> **Goal**
Write out all of the entries exactly as given.

Begin

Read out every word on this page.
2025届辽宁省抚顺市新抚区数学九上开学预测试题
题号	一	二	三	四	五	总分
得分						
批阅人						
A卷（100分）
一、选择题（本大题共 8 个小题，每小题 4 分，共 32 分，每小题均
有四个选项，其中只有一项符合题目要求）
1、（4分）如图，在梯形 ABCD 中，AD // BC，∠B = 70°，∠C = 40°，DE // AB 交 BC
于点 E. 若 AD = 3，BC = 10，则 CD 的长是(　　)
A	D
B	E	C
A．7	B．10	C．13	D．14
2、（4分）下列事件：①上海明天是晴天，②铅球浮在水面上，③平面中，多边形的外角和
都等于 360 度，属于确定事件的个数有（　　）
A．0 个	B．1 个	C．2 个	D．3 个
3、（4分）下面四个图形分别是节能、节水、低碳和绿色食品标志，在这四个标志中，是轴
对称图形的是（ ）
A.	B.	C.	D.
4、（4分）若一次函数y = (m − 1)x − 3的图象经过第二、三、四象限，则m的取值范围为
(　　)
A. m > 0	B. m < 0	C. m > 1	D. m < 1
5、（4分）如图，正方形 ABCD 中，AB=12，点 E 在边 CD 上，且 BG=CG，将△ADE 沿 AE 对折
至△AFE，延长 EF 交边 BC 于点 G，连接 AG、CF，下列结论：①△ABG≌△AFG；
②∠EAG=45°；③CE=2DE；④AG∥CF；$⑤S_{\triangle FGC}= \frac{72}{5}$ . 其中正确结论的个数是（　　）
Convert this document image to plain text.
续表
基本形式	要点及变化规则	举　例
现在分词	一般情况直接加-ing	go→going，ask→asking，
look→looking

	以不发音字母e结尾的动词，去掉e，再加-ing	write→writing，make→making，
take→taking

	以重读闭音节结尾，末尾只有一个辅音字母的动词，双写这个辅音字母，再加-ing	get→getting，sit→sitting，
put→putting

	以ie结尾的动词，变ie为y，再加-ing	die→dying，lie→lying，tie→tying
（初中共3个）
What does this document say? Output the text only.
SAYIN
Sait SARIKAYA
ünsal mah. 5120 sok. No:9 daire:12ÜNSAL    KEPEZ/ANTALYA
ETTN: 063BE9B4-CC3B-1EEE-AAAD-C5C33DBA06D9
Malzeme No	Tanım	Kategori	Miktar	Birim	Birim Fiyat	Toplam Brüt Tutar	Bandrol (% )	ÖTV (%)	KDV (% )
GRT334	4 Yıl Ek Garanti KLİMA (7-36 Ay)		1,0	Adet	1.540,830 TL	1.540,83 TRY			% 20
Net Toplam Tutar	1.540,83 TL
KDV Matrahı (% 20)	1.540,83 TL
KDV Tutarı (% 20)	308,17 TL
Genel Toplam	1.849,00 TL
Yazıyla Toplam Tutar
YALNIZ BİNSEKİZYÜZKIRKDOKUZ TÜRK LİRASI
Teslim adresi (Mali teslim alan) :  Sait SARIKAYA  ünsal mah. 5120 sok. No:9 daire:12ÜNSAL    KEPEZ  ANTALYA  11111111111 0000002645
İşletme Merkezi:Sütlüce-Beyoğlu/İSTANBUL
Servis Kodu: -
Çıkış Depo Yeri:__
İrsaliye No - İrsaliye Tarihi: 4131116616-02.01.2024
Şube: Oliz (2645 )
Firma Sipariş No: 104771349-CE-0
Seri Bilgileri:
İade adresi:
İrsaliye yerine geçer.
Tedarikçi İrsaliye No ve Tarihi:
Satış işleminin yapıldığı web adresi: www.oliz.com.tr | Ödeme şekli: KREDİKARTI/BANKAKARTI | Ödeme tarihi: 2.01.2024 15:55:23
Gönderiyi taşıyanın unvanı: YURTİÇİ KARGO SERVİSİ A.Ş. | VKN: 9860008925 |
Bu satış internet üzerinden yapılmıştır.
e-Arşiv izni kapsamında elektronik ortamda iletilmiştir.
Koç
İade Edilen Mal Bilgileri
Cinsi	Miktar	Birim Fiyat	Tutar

End

> **Complete output**
Read out every word on this page.
2025届辽宁省抚顺市新抚区数学九上开学预测试题
题号	一	二	三	四	五	总分
得分						
批阅人						
A卷（100分）
一、选择题（本大题共 8 个小题，每小题 4 分，共 32 分，每小题均
有四个选项，其中只有一项符合题目要求）
1、（4分）如图，在梯形 ABCD 中，AD // BC，∠B = 70°，∠C = 40°，DE // AB 交 BC
于点 E. 若 AD = 3，BC = 10，则 CD 的长是(　　)
A	D
B	E	C
A．7	B．10	C．13	D．14
2、（4分）下列事件：①上海明天是晴天，②铅球浮在水面上，③平面中，多边形的外角和
都等于 360 度，属于确定事件的个数有（　　）
A．0 个	B．1 个	C．2 个	D．3 个
3、（4分）下面四个图形分别是节能、节水、低碳和绿色食品标志，在这四个标志中，是轴
对称图形的是（ ）
A.	B.	C.	D.
4、（4分）若一次函数y = (m − 1)x − 3的图象经过第二、三、四象限，则m的取值范围为
(　　)
A. m > 0	B. m < 0	C. m > 1	D. m < 1
5、（4分）如图，正方形 ABCD 中，AB=12，点 E 在边 CD 上，且 BG=CG，将△ADE 沿 AE 对折
至△AFE，延长 EF 交边 BC 于点 G，连接 AG、CF，下列结论：①△ABG≌△AFG；
②∠EAG=45°；③CE=2DE；④AG∥CF；$⑤S_{\triangle FGC}= \frac{72}{5}$ . 其中正确结论的个数是（　　）
Convert this document image to plain text.
续表
基本形式	要点及变化规则	举　例
现在分词	一般情况直接加-ing	go→going，ask→asking，
look→looking

	以不发音字母e结尾的动词，去掉e，再加-ing	write→writing，make→making，
take→taking

	以重读闭音节结尾，末尾只有一个辅音字母的动词，双写这个辅音字母，再加-ing	get→getting，sit→sitting，
put→putting

	以ie结尾的动词，变ie为y，再加-ing	die→dying，lie→lying，tie→tying
（初中共3个）
What does this document say? Output the text only.
SAYIN
Sait SARIKAYA
ünsal mah. 5120 sok. No:9 daire:12ÜNSAL    KEPEZ/ANTALYA
ETTN: 063BE9B4-CC3B-1EEE-AAAD-C5C33DBA06D9
Malzeme No	Tanım	Kategori	Miktar	Birim	Birim Fiyat	Toplam Brüt Tutar	Bandrol (% )	ÖTV (%)	KDV (% )
GRT334	4 Yıl Ek Garanti KLİMA (7-36 Ay)		1,0	Adet	1.540,830 TL	1.540,83 TRY			% 20
Net Toplam Tutar	1.540,83 TL
KDV Matrahı (% 20)	1.540,83 TL
KDV Tutarı (% 20)	308,17 TL
Genel Toplam	1.849,00 TL
Yazıyla Toplam Tutar
YALNIZ BİNSEKİZYÜZKIRKDOKUZ TÜRK LİRASI
Teslim adresi (Mali teslim alan) :  Sait SARIKAYA  ünsal mah. 5120 sok. No:9 daire:12ÜNSAL    KEPEZ  ANTALYA  11111111111 0000002645
İşletme Merkezi:Sütlüce-Beyoğlu/İSTANBUL
Servis Kodu: -
Çıkış Depo Yeri:__
İrsaliye No - İrsaliye Tarihi: 4131116616-02.01.2024
Şube: Oliz (2645 )
Firma Sipariş No: 104771349-CE-0
Seri Bilgileri:
İade adresi:
İrsaliye yerine geçer.
Tedarikçi İrsaliye No ve Tarihi:
Satış işleminin yapıldığı web adresi: www.oliz.com.tr | Ödeme şekli: KREDİKARTI/BANKAKARTI | Ödeme tarihi: 2.01.2024 15:55:23
Gönderiyi taşıyanın unvanı: YURTİÇİ KARGO SERVİSİ A.Ş. | VKN: 9860008925 |
Bu satış internet üzerinden yapılmıştır.
e-Arşiv izni kapsamında elektronik ortamda iletilmiştir.
Koç
İade Edilen Mal Bilgileri
Cinsi	Miktar	Birim Fiyat	Tutar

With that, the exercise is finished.